[Dataset entries]
※ ※ ※

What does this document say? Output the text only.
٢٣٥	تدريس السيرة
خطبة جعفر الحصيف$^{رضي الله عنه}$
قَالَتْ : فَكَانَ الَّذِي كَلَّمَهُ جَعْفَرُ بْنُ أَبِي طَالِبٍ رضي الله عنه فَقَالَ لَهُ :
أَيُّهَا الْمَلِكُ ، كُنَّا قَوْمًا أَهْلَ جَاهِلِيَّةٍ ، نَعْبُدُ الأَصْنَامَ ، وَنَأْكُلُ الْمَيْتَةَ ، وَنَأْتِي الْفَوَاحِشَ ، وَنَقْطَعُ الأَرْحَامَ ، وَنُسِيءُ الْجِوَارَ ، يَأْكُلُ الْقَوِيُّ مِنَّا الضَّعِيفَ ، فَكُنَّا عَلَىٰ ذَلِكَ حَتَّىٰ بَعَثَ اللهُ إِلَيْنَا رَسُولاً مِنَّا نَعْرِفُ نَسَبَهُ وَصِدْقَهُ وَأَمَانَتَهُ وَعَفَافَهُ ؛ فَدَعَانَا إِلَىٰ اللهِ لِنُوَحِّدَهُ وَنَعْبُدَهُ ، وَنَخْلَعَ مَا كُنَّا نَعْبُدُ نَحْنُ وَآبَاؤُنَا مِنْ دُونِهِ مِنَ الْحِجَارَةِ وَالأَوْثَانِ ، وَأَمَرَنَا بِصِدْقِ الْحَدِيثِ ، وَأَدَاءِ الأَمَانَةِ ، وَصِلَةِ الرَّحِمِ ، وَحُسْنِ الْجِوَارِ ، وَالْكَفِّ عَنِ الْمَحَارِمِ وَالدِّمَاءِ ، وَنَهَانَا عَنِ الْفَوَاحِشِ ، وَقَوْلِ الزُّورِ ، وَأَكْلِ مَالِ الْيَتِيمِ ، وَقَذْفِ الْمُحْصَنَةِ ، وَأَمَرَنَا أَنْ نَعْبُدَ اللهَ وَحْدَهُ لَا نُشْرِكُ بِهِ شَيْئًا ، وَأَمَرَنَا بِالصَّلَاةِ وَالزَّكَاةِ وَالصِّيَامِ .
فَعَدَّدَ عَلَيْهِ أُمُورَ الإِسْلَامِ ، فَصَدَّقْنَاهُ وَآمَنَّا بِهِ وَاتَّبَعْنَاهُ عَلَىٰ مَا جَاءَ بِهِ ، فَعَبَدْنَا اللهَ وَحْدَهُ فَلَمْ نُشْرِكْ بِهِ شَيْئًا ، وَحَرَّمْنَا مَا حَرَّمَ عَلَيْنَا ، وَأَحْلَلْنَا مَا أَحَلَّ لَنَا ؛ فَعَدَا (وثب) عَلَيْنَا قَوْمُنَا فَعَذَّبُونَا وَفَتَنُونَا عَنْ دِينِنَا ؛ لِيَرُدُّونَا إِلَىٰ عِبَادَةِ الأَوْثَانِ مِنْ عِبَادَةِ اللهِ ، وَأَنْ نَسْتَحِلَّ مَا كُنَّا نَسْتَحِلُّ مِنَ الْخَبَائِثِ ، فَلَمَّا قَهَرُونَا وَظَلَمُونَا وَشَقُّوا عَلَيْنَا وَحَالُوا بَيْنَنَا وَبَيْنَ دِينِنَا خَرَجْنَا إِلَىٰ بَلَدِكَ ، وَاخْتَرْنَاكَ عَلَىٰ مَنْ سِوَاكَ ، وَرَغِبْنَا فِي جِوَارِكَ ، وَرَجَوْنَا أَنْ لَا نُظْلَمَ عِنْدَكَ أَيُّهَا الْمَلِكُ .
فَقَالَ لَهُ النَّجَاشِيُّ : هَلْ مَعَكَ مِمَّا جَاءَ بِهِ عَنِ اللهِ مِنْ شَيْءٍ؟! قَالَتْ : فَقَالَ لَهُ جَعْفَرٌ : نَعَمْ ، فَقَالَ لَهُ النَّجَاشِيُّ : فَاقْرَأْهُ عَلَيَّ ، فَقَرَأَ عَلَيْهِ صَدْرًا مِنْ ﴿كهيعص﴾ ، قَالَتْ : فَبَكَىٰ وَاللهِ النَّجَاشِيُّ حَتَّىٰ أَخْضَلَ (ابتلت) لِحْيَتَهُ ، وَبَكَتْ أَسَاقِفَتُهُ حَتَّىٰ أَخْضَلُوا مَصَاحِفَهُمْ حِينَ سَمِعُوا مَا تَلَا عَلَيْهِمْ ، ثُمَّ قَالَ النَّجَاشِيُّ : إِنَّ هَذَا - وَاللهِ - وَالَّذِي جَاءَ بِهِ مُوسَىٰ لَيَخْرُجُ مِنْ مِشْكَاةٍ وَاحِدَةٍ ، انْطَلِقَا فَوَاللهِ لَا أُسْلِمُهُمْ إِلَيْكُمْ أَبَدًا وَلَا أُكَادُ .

※ ※ ※

→ PROBLEM DETAILS
Output the full listing exactly as it stands.

→ SOLUTION TO THIS TASK
What does this document say? Output the text only.
٢٣٥	تدريس السيرة
خطبة جعفر الحصيف$^{رضي الله عنه}$
قَالَتْ : فَكَانَ الَّذِي كَلَّمَهُ جَعْفَرُ بْنُ أَبِي طَالِبٍ رضي الله عنه فَقَالَ لَهُ :
أَيُّهَا الْمَلِكُ ، كُنَّا قَوْمًا أَهْلَ جَاهِلِيَّةٍ ، نَعْبُدُ الأَصْنَامَ ، وَنَأْكُلُ الْمَيْتَةَ ، وَنَأْتِي الْفَوَاحِشَ ، وَنَقْطَعُ الأَرْحَامَ ، وَنُسِيءُ الْجِوَارَ ، يَأْكُلُ الْقَوِيُّ مِنَّا الضَّعِيفَ ، فَكُنَّا عَلَىٰ ذَلِكَ حَتَّىٰ بَعَثَ اللهُ إِلَيْنَا رَسُولاً مِنَّا نَعْرِفُ نَسَبَهُ وَصِدْقَهُ وَأَمَانَتَهُ وَعَفَافَهُ ؛ فَدَعَانَا إِلَىٰ اللهِ لِنُوَحِّدَهُ وَنَعْبُدَهُ ، وَنَخْلَعَ مَا كُنَّا نَعْبُدُ نَحْنُ وَآبَاؤُنَا مِنْ دُونِهِ مِنَ الْحِجَارَةِ وَالأَوْثَانِ ، وَأَمَرَنَا بِصِدْقِ الْحَدِيثِ ، وَأَدَاءِ الأَمَانَةِ ، وَصِلَةِ الرَّحِمِ ، وَحُسْنِ الْجِوَارِ ، وَالْكَفِّ عَنِ الْمَحَارِمِ وَالدِّمَاءِ ، وَنَهَانَا عَنِ الْفَوَاحِشِ ، وَقَوْلِ الزُّورِ ، وَأَكْلِ مَالِ الْيَتِيمِ ، وَقَذْفِ الْمُحْصَنَةِ ، وَأَمَرَنَا أَنْ نَعْبُدَ اللهَ وَحْدَهُ لَا نُشْرِكُ بِهِ شَيْئًا ، وَأَمَرَنَا بِالصَّلَاةِ وَالزَّكَاةِ وَالصِّيَامِ .
فَعَدَّدَ عَلَيْهِ أُمُورَ الإِسْلَامِ ، فَصَدَّقْنَاهُ وَآمَنَّا بِهِ وَاتَّبَعْنَاهُ عَلَىٰ مَا جَاءَ بِهِ ، فَعَبَدْنَا اللهَ وَحْدَهُ فَلَمْ نُشْرِكْ بِهِ شَيْئًا ، وَحَرَّمْنَا مَا حَرَّمَ عَلَيْنَا ، وَأَحْلَلْنَا مَا أَحَلَّ لَنَا ؛ فَعَدَا (وثب) عَلَيْنَا قَوْمُنَا فَعَذَّبُونَا وَفَتَنُونَا عَنْ دِينِنَا ؛ لِيَرُدُّونَا إِلَىٰ عِبَادَةِ الأَوْثَانِ مِنْ عِبَادَةِ اللهِ ، وَأَنْ نَسْتَحِلَّ مَا كُنَّا نَسْتَحِلُّ مِنَ الْخَبَائِثِ ، فَلَمَّا قَهَرُونَا وَظَلَمُونَا وَشَقُّوا عَلَيْنَا وَحَالُوا بَيْنَنَا وَبَيْنَ دِينِنَا خَرَجْنَا إِلَىٰ بَلَدِكَ ، وَاخْتَرْنَاكَ عَلَىٰ مَنْ سِوَاكَ ، وَرَغِبْنَا فِي جِوَارِكَ ، وَرَجَوْنَا أَنْ لَا نُظْلَمَ عِنْدَكَ أَيُّهَا الْمَلِكُ .
فَقَالَ لَهُ النَّجَاشِيُّ : هَلْ مَعَكَ مِمَّا جَاءَ بِهِ عَنِ اللهِ مِنْ شَيْءٍ؟! قَالَتْ : فَقَالَ لَهُ جَعْفَرٌ : نَعَمْ ، فَقَالَ لَهُ النَّجَاشِيُّ : فَاقْرَأْهُ عَلَيَّ ، فَقَرَأَ عَلَيْهِ صَدْرًا مِنْ ﴿كهيعص﴾ ، قَالَتْ : فَبَكَىٰ وَاللهِ النَّجَاشِيُّ حَتَّىٰ أَخْضَلَ (ابتلت) لِحْيَتَهُ ، وَبَكَتْ أَسَاقِفَتُهُ حَتَّىٰ أَخْضَلُوا مَصَاحِفَهُمْ حِينَ سَمِعُوا مَا تَلَا عَلَيْهِمْ ، ثُمَّ قَالَ النَّجَاشِيُّ : إِنَّ هَذَا - وَاللهِ - وَالَّذِي جَاءَ بِهِ مُوسَىٰ لَيَخْرُجُ مِنْ مِشْكَاةٍ وَاحِدَةٍ ، انْطَلِقَا فَوَاللهِ لَا أُسْلِمُهُمْ إِلَيْكُمْ أَبَدًا وَلَا أُكَادُ .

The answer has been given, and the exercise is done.